Input rows:
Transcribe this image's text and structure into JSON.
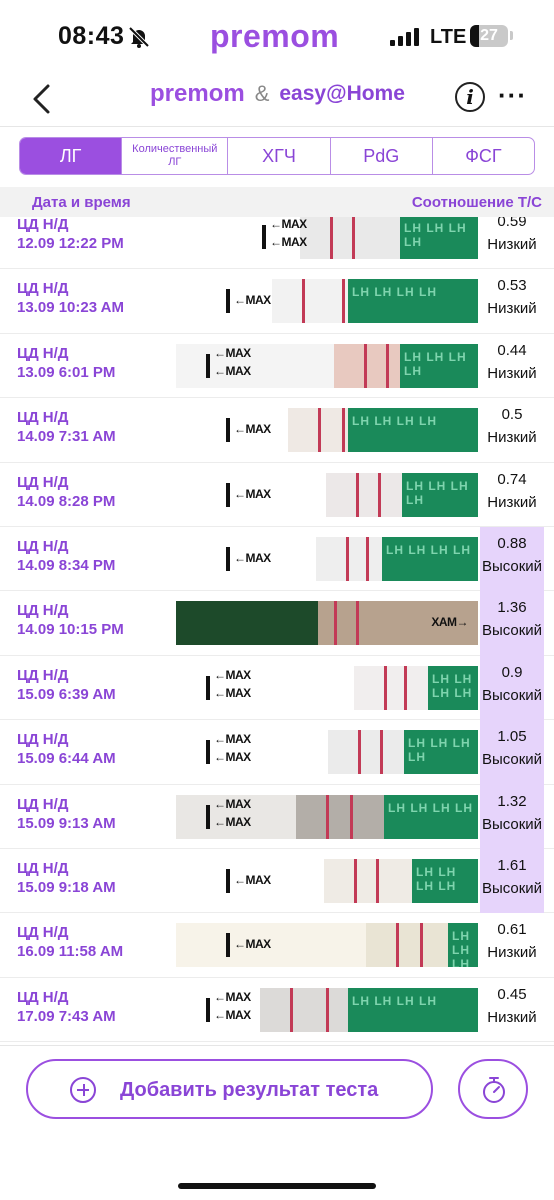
{
  "status_bar": {
    "time": "08:43",
    "network": "LTE",
    "battery": "27"
  },
  "header": {
    "brand": "premom",
    "partner_brand": "easy@Home",
    "separator": "&"
  },
  "tabs": [
    {
      "label": "ЛГ",
      "active": true
    },
    {
      "label": "Количественный ЛГ",
      "active": false
    },
    {
      "label": "ХГЧ",
      "active": false
    },
    {
      "label": "PdG",
      "active": false
    },
    {
      "label": "ФСГ",
      "active": false
    }
  ],
  "columns": {
    "datetime": "Дата и время",
    "ratio": "Соотношение Т/С"
  },
  "tests": [
    {
      "cd": "ЦД Н/Д",
      "datetime": "12.09 12:22 PM",
      "ratio": "0.59",
      "level": "Низкий",
      "high": false
    },
    {
      "cd": "ЦД Н/Д",
      "datetime": "13.09 10:23 AM",
      "ratio": "0.53",
      "level": "Низкий",
      "high": false
    },
    {
      "cd": "ЦД Н/Д",
      "datetime": "13.09 6:01 PM",
      "ratio": "0.44",
      "level": "Низкий",
      "high": false
    },
    {
      "cd": "ЦД Н/Д",
      "datetime": "14.09 7:31 AM",
      "ratio": "0.5",
      "level": "Низкий",
      "high": false
    },
    {
      "cd": "ЦД Н/Д",
      "datetime": "14.09 8:28 PM",
      "ratio": "0.74",
      "level": "Низкий",
      "high": false
    },
    {
      "cd": "ЦД Н/Д",
      "datetime": "14.09 8:34 PM",
      "ratio": "0.88",
      "level": "Высокий",
      "high": true
    },
    {
      "cd": "ЦД Н/Д",
      "datetime": "14.09 10:15 PM",
      "ratio": "1.36",
      "level": "Высокий",
      "high": true
    },
    {
      "cd": "ЦД Н/Д",
      "datetime": "15.09 6:39 AM",
      "ratio": "0.9",
      "level": "Высокий",
      "high": true
    },
    {
      "cd": "ЦД Н/Д",
      "datetime": "15.09 6:44 AM",
      "ratio": "1.05",
      "level": "Высокий",
      "high": true
    },
    {
      "cd": "ЦД Н/Д",
      "datetime": "15.09 9:13 AM",
      "ratio": "1.32",
      "level": "Высокий",
      "high": true
    },
    {
      "cd": "ЦД Н/Д",
      "datetime": "15.09 9:18 AM",
      "ratio": "1.61",
      "level": "Высокий",
      "high": true
    },
    {
      "cd": "ЦД Н/Д",
      "datetime": "16.09 11:58 AM",
      "ratio": "0.61",
      "level": "Низкий",
      "high": false
    },
    {
      "cd": "ЦД Н/Д",
      "datetime": "17.09 7:43 AM",
      "ratio": "0.45",
      "level": "Низкий",
      "high": false
    }
  ],
  "strip_text": "←MAX",
  "strip_text_mirrored": "XAM→",
  "actions": {
    "add_label": "Добавить результат теста"
  },
  "colors": {
    "accent": "#9b4fe0",
    "high_bg": "#e6d4fb",
    "strip_green": "#1a8a5a",
    "test_line": "#c23a56"
  }
}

Stated problem: Quote every record above exactly, omitting any pictures they contain.

Result of the exercise:
Transcribe this image's text and structure into JSON.
{
  "status_bar": {
    "time": "08:43",
    "network": "LTE",
    "battery": "27"
  },
  "header": {
    "brand": "premom",
    "partner_brand": "easy@Home",
    "separator": "&"
  },
  "tabs": [
    {
      "label": "ЛГ",
      "active": true
    },
    {
      "label": "Количественный ЛГ",
      "active": false
    },
    {
      "label": "ХГЧ",
      "active": false
    },
    {
      "label": "PdG",
      "active": false
    },
    {
      "label": "ФСГ",
      "active": false
    }
  ],
  "columns": {
    "datetime": "Дата и время",
    "ratio": "Соотношение Т/С"
  },
  "tests": [
    {
      "cd": "ЦД Н/Д",
      "datetime": "12.09 12:22 PM",
      "ratio": "0.59",
      "level": "Низкий",
      "high": false
    },
    {
      "cd": "ЦД Н/Д",
      "datetime": "13.09 10:23 AM",
      "ratio": "0.53",
      "level": "Низкий",
      "high": false
    },
    {
      "cd": "ЦД Н/Д",
      "datetime": "13.09 6:01 PM",
      "ratio": "0.44",
      "level": "Низкий",
      "high": false
    },
    {
      "cd": "ЦД Н/Д",
      "datetime": "14.09 7:31 AM",
      "ratio": "0.5",
      "level": "Низкий",
      "high": false
    },
    {
      "cd": "ЦД Н/Д",
      "datetime": "14.09 8:28 PM",
      "ratio": "0.74",
      "level": "Низкий",
      "high": false
    },
    {
      "cd": "ЦД Н/Д",
      "datetime": "14.09 8:34 PM",
      "ratio": "0.88",
      "level": "Высокий",
      "high": true
    },
    {
      "cd": "ЦД Н/Д",
      "datetime": "14.09 10:15 PM",
      "ratio": "1.36",
      "level": "Высокий",
      "high": true
    },
    {
      "cd": "ЦД Н/Д",
      "datetime": "15.09 6:39 AM",
      "ratio": "0.9",
      "level": "Высокий",
      "high": true
    },
    {
      "cd": "ЦД Н/Д",
      "datetime": "15.09 6:44 AM",
      "ratio": "1.05",
      "level": "Высокий",
      "high": true
    },
    {
      "cd": "ЦД Н/Д",
      "datetime": "15.09 9:13 AM",
      "ratio": "1.32",
      "level": "Высокий",
      "high": true
    },
    {
      "cd": "ЦД Н/Д",
      "datetime": "15.09 9:18 AM",
      "ratio": "1.61",
      "level": "Высокий",
      "high": true
    },
    {
      "cd": "ЦД Н/Д",
      "datetime": "16.09 11:58 AM",
      "ratio": "0.61",
      "level": "Низкий",
      "high": false
    },
    {
      "cd": "ЦД Н/Д",
      "datetime": "17.09 7:43 AM",
      "ratio": "0.45",
      "level": "Низкий",
      "high": false
    }
  ],
  "strip_text": "←MAX",
  "strip_text_mirrored": "XAM→",
  "actions": {
    "add_label": "Добавить результат теста"
  },
  "colors": {
    "accent": "#9b4fe0",
    "high_bg": "#e6d4fb",
    "strip_green": "#1a8a5a",
    "test_line": "#c23a56"
  }
}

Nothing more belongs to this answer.